* **The exercise**
Your task is to give the number of lines in the listing that include "objects", and nothing else.

Records from a data collection:
● ● ● ● ● ● ●
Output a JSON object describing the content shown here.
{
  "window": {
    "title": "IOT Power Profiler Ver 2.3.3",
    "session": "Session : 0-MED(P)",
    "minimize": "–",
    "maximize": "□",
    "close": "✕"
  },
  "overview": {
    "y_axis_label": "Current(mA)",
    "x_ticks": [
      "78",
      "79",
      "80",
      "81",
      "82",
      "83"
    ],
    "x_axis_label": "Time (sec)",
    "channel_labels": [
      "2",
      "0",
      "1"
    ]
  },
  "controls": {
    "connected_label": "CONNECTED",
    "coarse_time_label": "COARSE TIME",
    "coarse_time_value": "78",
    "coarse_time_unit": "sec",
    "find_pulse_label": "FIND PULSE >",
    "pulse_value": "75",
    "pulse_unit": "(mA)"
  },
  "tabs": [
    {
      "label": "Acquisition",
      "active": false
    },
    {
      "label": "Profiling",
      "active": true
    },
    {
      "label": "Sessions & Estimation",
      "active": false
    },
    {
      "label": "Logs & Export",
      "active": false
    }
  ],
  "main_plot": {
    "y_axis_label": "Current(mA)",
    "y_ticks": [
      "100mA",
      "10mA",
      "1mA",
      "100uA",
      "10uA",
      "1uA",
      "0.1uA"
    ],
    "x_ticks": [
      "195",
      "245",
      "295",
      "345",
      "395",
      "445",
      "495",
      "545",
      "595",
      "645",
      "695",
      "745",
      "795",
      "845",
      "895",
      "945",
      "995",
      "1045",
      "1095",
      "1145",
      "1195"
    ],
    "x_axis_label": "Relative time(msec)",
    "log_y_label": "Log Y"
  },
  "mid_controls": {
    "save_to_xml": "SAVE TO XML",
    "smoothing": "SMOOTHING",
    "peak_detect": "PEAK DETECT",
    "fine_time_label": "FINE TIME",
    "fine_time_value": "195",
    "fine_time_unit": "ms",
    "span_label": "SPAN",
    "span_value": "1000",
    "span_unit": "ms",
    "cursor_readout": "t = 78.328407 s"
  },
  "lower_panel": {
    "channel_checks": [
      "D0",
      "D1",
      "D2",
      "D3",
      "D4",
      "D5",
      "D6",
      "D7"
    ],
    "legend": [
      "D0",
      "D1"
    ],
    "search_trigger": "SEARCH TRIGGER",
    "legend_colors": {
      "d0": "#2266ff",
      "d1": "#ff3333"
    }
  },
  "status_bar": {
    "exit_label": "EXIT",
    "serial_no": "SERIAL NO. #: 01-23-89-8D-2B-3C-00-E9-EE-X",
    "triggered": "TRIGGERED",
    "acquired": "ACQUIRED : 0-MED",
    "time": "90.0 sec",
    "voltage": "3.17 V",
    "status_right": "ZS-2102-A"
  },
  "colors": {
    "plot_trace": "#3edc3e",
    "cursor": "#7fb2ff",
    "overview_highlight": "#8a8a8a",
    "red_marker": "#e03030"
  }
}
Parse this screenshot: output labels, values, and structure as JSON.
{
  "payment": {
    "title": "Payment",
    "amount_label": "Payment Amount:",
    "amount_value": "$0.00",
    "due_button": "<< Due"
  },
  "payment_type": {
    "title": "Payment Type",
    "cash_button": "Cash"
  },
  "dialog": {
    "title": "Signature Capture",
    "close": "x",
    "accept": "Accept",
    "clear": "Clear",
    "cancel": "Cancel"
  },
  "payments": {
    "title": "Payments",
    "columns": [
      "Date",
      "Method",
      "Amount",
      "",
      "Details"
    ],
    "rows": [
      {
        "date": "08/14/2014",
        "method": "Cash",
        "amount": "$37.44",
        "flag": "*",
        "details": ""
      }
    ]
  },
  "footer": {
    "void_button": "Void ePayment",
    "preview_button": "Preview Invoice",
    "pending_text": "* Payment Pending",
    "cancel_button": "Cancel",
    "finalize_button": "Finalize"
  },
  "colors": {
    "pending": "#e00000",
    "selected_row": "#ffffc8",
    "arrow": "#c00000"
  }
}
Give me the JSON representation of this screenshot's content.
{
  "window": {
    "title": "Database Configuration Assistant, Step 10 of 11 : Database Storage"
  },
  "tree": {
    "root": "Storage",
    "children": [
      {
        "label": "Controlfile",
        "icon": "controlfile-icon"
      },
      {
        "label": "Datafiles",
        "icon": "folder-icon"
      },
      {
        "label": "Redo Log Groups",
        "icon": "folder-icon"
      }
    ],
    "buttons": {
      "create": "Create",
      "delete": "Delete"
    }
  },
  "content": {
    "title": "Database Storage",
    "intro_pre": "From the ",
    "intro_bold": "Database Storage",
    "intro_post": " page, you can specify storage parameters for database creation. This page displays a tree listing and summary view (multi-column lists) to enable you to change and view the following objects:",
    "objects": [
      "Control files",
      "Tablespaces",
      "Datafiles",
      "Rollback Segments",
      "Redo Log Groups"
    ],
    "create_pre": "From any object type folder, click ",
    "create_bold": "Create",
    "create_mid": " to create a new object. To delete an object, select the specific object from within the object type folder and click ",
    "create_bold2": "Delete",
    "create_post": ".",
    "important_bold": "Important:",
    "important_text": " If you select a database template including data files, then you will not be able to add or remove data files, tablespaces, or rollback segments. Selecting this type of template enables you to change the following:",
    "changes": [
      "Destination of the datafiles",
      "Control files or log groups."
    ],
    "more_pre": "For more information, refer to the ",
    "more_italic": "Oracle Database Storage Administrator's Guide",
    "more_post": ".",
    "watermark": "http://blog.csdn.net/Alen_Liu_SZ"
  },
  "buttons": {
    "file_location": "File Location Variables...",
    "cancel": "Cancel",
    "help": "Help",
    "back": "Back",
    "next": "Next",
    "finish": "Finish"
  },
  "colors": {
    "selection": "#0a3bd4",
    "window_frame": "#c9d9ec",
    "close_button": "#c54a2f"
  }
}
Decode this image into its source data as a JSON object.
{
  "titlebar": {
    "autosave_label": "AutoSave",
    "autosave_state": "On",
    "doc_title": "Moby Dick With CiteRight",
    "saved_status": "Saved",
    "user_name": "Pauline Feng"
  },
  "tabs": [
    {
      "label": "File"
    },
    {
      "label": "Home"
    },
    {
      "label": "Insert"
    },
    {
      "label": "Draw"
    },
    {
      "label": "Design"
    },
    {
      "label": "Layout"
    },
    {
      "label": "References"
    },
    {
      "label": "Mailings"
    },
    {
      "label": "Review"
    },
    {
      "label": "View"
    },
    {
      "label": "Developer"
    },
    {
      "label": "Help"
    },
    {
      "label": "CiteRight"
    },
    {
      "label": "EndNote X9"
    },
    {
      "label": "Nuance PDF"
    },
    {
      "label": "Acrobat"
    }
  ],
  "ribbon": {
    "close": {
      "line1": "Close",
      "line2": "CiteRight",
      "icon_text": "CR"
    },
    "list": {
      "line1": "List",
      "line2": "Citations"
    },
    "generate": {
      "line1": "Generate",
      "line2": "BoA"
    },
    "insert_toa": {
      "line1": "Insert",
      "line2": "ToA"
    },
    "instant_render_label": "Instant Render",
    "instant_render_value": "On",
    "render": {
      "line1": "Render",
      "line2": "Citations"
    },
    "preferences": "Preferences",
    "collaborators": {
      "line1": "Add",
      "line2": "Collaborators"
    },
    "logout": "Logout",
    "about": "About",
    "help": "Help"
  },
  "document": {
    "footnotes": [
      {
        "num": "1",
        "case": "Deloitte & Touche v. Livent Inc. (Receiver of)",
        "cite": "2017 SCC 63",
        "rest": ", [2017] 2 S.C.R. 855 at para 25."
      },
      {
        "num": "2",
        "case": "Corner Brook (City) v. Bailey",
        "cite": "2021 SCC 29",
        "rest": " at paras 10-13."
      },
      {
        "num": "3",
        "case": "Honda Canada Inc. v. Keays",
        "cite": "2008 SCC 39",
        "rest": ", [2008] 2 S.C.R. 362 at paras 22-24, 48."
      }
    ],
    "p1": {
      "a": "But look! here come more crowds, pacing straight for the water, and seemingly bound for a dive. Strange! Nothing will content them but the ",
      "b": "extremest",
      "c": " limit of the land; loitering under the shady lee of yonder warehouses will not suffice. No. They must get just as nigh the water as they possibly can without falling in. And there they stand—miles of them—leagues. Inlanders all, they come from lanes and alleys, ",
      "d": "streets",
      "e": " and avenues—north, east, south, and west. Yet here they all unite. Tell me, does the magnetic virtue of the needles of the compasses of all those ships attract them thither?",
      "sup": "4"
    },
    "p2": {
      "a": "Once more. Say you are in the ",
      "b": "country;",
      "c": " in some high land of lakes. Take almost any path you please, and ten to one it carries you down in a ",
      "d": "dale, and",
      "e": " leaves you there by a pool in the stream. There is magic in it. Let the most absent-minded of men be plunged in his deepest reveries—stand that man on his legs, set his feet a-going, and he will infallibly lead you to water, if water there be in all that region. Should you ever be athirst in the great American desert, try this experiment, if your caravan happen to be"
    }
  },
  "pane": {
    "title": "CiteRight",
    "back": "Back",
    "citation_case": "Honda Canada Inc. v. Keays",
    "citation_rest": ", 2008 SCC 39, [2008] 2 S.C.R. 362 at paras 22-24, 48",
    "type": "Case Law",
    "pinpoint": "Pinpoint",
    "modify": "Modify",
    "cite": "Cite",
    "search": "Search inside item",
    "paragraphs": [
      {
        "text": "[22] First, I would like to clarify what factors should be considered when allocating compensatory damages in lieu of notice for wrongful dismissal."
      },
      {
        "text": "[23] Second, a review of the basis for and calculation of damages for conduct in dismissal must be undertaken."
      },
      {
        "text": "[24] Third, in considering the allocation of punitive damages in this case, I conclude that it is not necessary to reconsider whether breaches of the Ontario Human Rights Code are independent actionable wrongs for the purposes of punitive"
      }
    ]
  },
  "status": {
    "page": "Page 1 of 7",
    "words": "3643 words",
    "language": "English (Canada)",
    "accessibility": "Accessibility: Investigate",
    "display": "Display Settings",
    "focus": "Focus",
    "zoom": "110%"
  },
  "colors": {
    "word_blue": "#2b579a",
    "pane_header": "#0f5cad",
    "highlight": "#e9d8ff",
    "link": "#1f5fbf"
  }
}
● ● ● ● ● ● ●
* **Answer to this task**
2